§ Your objective: Copy out all the lines in the records that include the word "What".

Records from a collection of figures:
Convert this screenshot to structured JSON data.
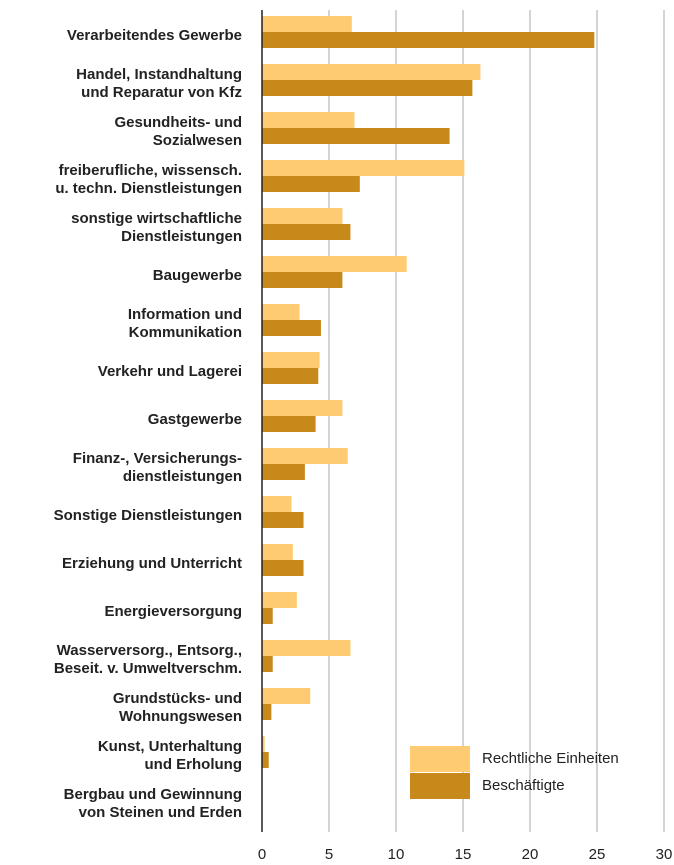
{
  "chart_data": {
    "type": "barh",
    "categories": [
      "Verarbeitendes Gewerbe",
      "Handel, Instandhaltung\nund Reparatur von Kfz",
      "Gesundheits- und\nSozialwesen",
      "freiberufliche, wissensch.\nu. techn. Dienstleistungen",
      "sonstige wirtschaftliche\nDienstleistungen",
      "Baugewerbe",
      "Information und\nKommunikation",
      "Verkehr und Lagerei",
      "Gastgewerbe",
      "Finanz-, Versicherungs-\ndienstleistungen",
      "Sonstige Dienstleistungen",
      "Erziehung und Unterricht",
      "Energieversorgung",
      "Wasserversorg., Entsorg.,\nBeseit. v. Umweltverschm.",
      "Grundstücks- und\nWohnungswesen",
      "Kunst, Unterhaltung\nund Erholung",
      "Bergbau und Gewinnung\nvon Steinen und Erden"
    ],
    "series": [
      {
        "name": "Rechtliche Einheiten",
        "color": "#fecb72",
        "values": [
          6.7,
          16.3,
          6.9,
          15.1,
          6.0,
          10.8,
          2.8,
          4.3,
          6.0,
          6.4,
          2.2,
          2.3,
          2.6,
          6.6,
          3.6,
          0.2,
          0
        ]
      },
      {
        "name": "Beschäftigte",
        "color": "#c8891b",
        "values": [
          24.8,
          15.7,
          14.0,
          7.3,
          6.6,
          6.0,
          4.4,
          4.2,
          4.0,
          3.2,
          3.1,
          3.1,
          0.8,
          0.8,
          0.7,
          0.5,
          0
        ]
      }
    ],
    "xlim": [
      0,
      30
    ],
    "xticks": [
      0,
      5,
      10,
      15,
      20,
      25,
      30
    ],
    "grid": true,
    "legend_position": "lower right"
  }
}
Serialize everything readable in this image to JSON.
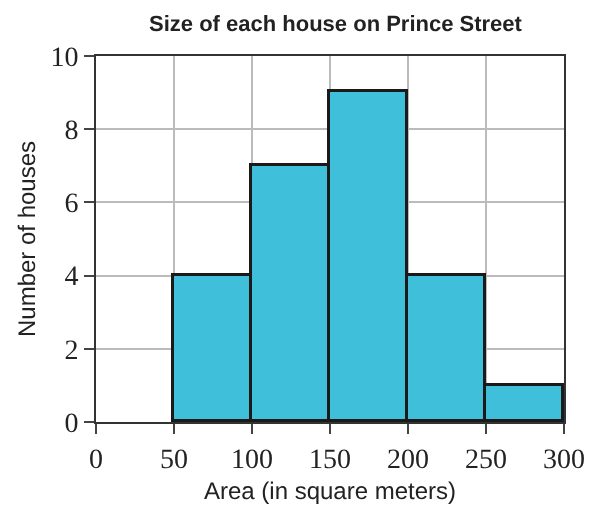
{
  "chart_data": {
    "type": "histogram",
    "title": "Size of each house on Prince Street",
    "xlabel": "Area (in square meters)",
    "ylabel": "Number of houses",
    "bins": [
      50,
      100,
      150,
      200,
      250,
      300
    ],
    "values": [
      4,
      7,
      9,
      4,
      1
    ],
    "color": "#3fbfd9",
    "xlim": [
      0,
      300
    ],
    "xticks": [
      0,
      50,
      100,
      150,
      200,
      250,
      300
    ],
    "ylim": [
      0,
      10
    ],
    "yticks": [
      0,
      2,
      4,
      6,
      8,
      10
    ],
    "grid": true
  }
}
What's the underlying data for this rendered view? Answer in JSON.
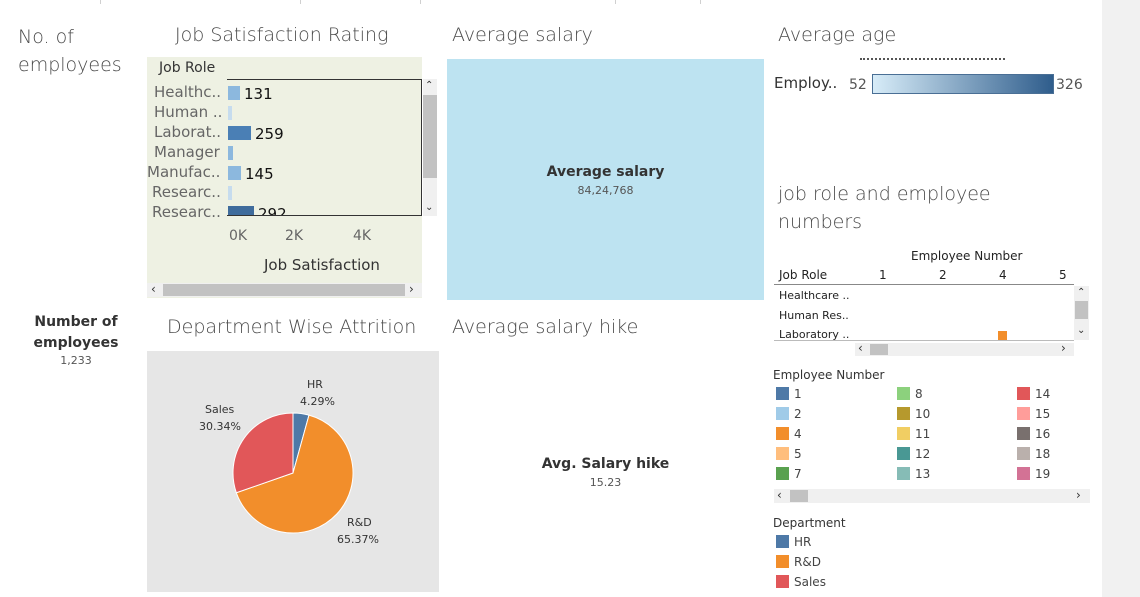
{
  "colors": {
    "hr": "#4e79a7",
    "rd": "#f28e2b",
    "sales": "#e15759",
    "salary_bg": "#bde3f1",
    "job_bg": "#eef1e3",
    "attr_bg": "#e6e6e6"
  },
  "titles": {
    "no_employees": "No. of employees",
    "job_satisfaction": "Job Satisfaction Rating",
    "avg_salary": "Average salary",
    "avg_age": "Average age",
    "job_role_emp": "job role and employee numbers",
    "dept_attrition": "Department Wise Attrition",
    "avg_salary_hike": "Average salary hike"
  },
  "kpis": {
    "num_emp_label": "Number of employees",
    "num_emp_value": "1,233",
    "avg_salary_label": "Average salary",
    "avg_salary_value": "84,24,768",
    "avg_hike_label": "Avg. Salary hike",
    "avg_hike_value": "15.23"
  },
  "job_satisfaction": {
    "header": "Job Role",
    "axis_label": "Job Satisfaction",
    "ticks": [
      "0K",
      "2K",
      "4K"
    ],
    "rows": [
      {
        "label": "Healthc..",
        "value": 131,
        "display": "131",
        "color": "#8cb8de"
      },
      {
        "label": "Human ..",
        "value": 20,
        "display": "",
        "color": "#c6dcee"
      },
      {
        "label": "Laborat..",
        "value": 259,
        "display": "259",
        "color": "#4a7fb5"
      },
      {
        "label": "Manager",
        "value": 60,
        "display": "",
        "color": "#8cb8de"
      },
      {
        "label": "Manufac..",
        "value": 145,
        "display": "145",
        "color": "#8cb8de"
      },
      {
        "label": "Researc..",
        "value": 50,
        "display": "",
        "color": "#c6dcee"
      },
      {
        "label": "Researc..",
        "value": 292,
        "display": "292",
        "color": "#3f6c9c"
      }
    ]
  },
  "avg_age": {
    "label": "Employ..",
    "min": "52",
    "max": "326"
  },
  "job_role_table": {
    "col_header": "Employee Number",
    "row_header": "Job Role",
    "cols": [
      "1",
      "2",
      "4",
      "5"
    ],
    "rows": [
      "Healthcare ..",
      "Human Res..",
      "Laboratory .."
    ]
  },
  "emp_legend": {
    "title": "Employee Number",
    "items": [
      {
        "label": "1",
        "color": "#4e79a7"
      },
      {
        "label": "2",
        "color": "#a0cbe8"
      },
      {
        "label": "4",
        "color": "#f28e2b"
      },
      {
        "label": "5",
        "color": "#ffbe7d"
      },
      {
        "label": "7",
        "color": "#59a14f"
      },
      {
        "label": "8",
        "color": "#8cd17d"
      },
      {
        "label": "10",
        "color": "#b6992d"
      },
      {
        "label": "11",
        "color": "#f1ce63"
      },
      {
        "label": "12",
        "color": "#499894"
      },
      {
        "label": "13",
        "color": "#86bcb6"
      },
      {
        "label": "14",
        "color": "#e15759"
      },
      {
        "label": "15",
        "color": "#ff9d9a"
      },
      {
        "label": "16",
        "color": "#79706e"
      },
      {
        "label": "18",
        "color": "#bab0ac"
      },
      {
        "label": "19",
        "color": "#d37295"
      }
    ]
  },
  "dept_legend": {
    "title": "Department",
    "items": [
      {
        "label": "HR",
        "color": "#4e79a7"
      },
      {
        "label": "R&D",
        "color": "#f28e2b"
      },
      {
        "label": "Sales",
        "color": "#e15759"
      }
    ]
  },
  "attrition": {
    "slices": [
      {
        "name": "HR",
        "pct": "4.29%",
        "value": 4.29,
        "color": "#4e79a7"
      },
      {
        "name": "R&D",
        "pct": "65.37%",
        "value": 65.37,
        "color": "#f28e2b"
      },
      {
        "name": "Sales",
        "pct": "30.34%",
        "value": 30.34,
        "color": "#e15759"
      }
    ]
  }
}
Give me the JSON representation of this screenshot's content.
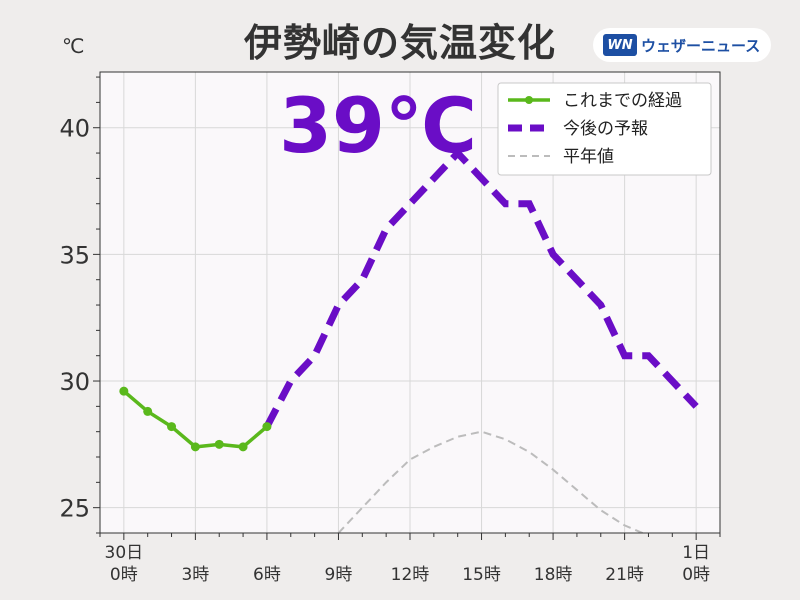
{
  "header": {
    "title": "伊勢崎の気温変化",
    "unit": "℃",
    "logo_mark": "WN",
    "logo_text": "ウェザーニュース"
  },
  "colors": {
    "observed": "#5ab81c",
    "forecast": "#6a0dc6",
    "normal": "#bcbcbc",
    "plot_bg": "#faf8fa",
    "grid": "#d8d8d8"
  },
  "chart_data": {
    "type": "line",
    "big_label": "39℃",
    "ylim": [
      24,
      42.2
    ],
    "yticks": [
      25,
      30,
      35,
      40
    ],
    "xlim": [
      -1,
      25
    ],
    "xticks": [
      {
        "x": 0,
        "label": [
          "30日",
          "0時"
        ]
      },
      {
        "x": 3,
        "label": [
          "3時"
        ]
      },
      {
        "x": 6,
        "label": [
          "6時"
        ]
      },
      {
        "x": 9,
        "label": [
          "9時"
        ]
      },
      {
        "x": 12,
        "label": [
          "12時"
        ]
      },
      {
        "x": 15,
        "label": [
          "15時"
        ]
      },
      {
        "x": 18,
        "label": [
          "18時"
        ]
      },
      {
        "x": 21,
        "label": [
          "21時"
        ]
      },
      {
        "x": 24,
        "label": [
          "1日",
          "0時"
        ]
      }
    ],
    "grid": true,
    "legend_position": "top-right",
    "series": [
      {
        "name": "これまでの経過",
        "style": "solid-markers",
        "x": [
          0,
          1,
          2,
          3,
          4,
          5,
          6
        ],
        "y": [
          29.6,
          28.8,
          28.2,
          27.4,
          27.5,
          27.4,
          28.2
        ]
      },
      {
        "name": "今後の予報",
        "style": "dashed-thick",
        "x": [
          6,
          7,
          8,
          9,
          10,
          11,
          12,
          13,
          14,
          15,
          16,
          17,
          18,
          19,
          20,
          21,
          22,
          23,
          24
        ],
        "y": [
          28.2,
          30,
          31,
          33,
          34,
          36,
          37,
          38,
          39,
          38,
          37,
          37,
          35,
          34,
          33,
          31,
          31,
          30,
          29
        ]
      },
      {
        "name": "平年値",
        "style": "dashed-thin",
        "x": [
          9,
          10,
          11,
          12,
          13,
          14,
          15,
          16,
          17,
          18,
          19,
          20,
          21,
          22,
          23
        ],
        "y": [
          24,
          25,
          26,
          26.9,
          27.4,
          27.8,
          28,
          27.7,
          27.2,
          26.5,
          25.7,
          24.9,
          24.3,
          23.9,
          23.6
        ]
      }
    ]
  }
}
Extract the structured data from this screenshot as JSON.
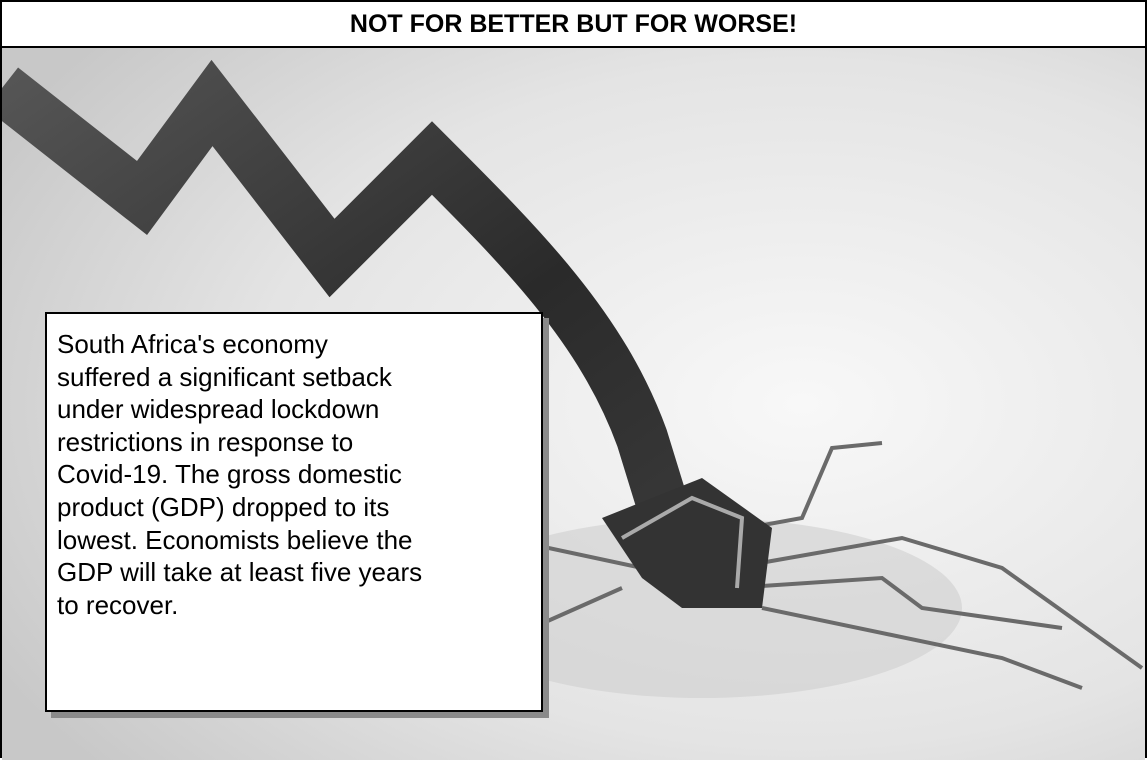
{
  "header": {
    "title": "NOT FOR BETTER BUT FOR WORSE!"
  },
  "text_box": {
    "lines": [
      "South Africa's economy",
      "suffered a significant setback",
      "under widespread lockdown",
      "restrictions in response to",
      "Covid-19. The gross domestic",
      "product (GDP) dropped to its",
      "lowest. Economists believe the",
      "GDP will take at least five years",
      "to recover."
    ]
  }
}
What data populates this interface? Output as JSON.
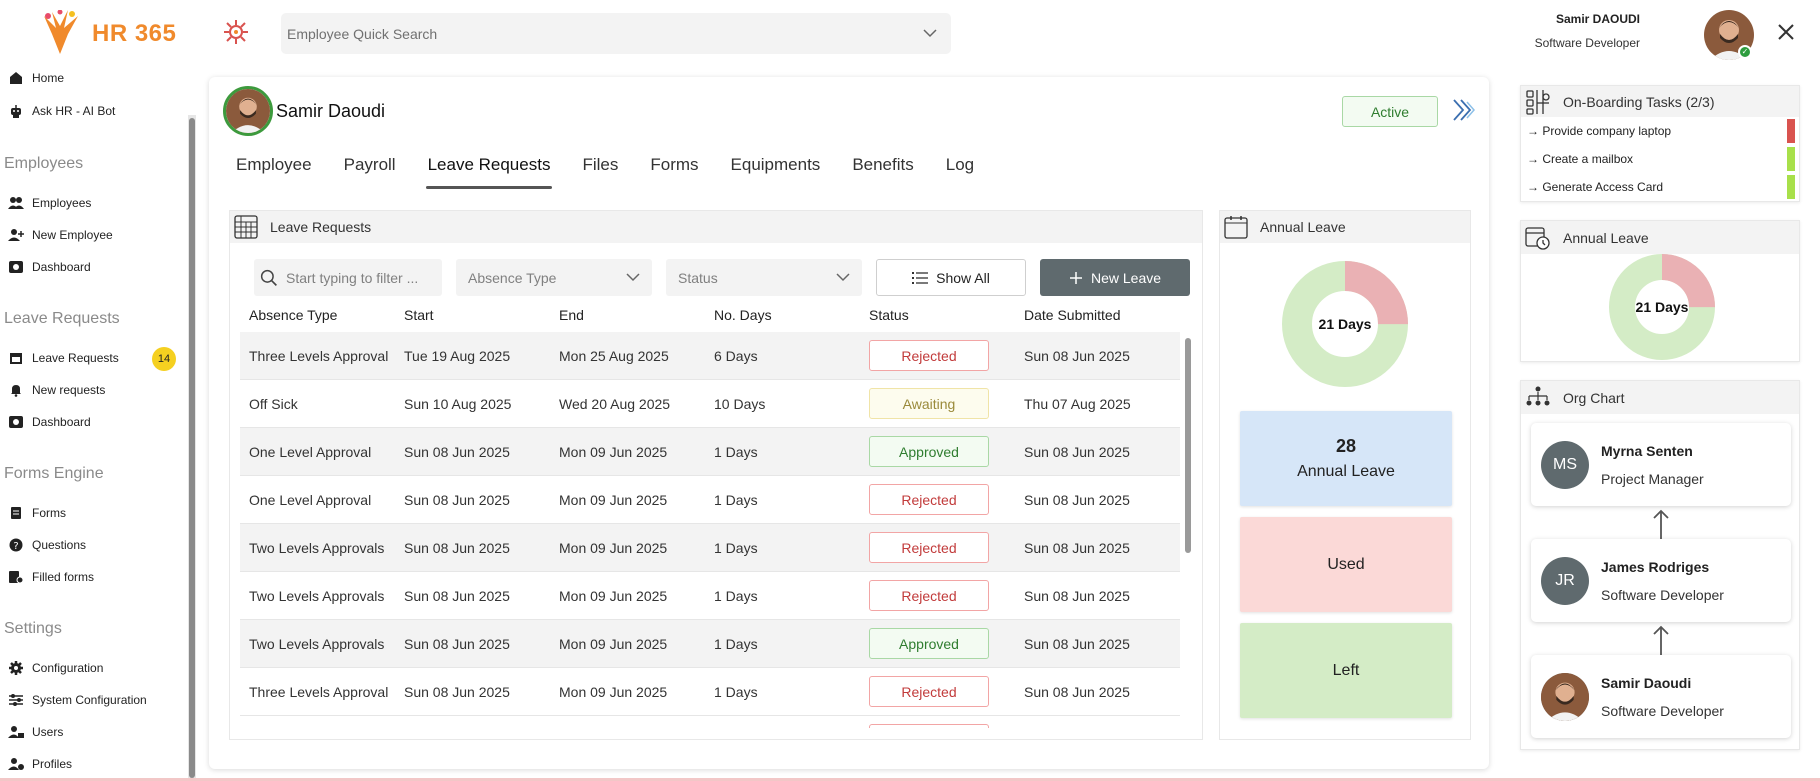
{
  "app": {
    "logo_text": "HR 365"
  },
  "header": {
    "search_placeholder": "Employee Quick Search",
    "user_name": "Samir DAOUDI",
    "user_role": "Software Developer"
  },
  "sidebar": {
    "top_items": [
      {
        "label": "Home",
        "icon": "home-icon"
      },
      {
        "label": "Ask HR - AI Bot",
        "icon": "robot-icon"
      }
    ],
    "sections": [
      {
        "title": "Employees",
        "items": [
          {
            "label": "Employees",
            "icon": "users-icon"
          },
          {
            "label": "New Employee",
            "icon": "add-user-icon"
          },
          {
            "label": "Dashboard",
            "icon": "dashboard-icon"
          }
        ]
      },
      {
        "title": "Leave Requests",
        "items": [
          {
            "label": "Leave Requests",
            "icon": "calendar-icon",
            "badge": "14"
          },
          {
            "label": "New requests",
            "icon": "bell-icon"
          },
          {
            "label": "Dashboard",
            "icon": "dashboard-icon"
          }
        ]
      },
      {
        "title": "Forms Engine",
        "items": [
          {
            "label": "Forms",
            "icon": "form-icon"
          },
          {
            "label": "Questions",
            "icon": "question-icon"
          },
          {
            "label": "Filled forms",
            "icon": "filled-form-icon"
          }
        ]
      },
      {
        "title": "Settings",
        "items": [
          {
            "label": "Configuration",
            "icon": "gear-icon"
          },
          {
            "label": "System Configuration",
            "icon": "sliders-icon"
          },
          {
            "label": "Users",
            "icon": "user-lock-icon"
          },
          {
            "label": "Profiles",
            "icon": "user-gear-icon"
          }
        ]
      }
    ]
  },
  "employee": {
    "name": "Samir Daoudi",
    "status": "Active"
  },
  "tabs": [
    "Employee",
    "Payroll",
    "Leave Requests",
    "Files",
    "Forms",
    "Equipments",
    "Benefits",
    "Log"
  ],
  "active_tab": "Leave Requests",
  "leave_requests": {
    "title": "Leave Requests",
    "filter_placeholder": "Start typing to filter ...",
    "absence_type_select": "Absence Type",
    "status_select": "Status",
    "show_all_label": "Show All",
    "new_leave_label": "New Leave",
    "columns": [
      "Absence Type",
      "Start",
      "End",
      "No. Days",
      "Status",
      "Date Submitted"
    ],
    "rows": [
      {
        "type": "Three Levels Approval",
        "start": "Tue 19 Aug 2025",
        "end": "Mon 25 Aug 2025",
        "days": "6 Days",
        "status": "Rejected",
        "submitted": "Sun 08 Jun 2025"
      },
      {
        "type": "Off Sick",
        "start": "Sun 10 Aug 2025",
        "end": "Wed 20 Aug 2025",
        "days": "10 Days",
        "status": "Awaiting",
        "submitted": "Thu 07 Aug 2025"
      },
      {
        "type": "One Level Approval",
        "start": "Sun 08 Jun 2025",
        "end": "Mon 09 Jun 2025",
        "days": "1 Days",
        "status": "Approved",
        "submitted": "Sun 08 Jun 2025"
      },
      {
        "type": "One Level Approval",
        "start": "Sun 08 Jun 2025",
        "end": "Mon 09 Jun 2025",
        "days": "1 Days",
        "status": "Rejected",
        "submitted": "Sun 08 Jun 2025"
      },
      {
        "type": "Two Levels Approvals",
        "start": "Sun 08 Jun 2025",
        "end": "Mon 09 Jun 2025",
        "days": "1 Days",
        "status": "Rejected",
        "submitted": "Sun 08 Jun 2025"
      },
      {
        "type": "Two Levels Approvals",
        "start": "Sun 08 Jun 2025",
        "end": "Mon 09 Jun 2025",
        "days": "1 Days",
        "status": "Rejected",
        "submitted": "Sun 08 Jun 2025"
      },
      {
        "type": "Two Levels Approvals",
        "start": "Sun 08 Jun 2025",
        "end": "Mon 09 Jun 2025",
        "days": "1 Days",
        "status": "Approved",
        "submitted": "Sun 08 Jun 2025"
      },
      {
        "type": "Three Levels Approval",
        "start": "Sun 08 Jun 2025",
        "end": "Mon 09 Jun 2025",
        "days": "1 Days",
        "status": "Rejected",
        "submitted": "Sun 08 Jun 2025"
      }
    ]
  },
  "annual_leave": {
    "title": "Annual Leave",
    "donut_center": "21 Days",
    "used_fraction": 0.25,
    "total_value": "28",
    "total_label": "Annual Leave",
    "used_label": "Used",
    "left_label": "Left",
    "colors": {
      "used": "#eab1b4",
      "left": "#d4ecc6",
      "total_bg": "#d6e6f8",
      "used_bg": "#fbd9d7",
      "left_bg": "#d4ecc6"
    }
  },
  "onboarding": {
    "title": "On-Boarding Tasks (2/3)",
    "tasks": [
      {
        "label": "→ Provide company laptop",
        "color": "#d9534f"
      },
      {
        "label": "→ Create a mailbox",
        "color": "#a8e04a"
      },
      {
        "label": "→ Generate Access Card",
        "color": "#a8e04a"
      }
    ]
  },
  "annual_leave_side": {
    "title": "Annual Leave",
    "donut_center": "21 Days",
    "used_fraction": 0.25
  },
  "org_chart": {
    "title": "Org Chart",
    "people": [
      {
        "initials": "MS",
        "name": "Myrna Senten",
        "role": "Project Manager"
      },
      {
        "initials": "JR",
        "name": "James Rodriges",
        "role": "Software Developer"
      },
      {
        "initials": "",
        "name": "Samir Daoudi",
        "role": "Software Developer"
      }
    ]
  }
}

§ Answer to this problem:
What's the underlying data for this rendered view? Answer in JSON.
What data populates this interface? Output as JSON.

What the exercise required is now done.